-------- Supplied records
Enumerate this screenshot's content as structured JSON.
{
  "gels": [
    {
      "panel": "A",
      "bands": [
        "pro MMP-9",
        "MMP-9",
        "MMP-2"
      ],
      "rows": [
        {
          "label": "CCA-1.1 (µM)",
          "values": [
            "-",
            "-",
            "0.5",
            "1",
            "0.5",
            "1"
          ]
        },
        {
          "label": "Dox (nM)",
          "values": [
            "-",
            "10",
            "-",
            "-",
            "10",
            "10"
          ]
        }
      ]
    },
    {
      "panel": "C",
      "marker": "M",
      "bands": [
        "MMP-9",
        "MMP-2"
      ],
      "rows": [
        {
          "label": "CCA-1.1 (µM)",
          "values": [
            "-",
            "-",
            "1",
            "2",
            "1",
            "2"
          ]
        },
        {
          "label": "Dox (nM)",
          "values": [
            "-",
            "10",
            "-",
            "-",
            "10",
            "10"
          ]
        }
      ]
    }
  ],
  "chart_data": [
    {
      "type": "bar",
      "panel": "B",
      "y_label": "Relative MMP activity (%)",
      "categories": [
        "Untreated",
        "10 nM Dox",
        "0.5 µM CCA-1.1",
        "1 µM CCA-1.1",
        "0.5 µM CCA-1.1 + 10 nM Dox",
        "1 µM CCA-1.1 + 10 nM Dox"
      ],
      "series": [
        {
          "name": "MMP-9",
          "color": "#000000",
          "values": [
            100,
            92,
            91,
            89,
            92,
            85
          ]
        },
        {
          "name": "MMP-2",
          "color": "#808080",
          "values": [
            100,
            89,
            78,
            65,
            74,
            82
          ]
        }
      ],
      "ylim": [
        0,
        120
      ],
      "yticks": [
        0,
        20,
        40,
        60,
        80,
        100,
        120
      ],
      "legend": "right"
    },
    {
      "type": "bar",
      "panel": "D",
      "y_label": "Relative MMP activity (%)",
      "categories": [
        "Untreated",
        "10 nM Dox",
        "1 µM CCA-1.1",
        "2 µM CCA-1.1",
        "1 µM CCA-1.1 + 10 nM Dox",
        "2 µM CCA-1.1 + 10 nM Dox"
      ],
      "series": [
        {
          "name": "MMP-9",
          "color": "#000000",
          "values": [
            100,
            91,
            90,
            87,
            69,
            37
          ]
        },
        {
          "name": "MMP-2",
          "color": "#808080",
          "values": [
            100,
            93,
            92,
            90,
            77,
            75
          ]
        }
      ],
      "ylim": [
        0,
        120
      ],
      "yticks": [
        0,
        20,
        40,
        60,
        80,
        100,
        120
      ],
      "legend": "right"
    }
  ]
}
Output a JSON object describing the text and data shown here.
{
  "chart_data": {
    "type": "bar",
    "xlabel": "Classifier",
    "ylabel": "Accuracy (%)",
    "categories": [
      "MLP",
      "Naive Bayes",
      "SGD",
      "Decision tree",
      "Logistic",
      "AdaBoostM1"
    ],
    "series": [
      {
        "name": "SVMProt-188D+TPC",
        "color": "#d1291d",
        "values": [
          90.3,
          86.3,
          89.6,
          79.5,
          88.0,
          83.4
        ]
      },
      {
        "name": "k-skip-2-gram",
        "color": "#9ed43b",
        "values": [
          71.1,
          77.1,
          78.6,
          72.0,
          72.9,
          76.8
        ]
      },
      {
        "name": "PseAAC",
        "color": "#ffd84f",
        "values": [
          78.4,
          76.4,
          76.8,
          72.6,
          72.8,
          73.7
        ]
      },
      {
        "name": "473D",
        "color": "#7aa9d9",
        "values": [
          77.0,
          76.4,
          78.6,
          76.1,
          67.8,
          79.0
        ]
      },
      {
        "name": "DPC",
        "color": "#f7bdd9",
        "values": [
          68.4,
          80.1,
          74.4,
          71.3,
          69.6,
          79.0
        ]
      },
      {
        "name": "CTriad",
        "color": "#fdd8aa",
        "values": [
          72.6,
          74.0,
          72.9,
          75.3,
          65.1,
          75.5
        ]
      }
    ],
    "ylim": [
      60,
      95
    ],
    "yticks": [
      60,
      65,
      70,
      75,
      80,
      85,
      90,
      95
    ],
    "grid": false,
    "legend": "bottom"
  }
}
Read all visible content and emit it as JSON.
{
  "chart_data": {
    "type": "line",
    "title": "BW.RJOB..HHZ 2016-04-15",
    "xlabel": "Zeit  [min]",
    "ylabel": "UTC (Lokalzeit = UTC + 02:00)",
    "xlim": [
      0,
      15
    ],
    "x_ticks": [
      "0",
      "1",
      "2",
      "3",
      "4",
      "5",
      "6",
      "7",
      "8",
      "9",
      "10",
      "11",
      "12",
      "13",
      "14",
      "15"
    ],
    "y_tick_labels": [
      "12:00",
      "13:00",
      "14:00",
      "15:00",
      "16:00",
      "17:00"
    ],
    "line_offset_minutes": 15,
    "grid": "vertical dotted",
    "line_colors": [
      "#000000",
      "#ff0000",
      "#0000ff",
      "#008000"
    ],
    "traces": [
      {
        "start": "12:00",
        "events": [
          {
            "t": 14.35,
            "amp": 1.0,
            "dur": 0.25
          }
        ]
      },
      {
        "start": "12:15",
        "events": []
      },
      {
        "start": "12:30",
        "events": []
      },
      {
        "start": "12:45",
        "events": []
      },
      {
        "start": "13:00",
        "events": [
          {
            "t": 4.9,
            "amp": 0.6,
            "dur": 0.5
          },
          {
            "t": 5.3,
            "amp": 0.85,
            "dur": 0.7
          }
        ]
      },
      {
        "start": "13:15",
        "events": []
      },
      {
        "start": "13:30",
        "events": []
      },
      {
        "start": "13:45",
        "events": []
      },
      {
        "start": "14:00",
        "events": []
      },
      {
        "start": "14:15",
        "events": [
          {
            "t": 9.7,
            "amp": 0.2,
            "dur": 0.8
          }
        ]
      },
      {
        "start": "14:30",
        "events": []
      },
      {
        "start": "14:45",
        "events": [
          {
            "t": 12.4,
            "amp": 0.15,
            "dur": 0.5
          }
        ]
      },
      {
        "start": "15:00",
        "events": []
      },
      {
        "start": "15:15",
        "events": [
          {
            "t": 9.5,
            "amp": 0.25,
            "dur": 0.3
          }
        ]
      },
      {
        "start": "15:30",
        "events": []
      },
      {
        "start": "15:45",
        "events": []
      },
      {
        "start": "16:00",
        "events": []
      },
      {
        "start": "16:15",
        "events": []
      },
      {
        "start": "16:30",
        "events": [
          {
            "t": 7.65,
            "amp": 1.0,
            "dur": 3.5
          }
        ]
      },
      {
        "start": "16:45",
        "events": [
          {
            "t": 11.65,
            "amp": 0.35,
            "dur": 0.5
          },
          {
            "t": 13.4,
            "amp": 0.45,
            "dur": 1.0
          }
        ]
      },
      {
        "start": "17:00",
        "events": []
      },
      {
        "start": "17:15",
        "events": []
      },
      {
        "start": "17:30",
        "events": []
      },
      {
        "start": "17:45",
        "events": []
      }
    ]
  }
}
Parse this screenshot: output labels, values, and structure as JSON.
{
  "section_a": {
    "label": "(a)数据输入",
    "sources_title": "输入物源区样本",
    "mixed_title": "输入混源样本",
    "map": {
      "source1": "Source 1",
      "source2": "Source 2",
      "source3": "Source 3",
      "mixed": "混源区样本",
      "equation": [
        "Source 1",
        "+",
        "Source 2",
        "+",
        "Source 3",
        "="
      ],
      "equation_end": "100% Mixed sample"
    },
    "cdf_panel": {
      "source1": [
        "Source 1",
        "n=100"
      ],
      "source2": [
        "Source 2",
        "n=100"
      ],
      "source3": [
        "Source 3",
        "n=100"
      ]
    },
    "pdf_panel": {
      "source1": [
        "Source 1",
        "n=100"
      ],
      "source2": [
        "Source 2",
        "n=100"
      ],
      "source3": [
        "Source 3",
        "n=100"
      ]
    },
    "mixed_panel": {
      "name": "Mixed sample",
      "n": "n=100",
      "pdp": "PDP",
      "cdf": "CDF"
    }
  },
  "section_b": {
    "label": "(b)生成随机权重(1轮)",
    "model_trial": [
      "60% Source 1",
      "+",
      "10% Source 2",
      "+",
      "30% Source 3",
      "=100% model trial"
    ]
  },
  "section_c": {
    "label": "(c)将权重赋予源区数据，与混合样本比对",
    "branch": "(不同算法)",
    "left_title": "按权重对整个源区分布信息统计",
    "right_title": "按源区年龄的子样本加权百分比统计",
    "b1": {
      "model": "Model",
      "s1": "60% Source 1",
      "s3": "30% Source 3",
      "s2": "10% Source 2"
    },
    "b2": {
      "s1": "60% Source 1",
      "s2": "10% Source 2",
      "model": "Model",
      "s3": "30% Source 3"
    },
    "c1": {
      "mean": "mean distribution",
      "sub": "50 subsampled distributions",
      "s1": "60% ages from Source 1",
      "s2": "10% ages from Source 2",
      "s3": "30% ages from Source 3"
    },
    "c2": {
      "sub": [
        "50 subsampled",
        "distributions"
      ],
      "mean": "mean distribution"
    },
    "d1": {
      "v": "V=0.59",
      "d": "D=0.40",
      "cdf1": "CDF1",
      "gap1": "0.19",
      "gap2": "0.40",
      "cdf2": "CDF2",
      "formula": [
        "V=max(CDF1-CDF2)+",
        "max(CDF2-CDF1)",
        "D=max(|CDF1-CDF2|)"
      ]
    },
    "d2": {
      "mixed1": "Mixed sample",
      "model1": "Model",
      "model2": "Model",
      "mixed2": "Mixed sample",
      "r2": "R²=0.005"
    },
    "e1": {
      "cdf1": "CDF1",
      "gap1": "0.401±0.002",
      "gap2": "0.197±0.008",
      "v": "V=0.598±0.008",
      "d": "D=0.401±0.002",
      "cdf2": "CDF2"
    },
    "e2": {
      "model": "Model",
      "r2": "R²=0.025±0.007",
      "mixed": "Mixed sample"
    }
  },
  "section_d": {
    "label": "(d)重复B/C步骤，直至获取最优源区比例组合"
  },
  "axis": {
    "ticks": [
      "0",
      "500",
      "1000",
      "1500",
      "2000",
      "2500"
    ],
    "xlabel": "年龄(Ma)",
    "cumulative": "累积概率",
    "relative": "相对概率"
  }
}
----------------
- Work required
The string "JSON" may appear in lines of the listing above; tally those lines and give the number only.

- Task solution
4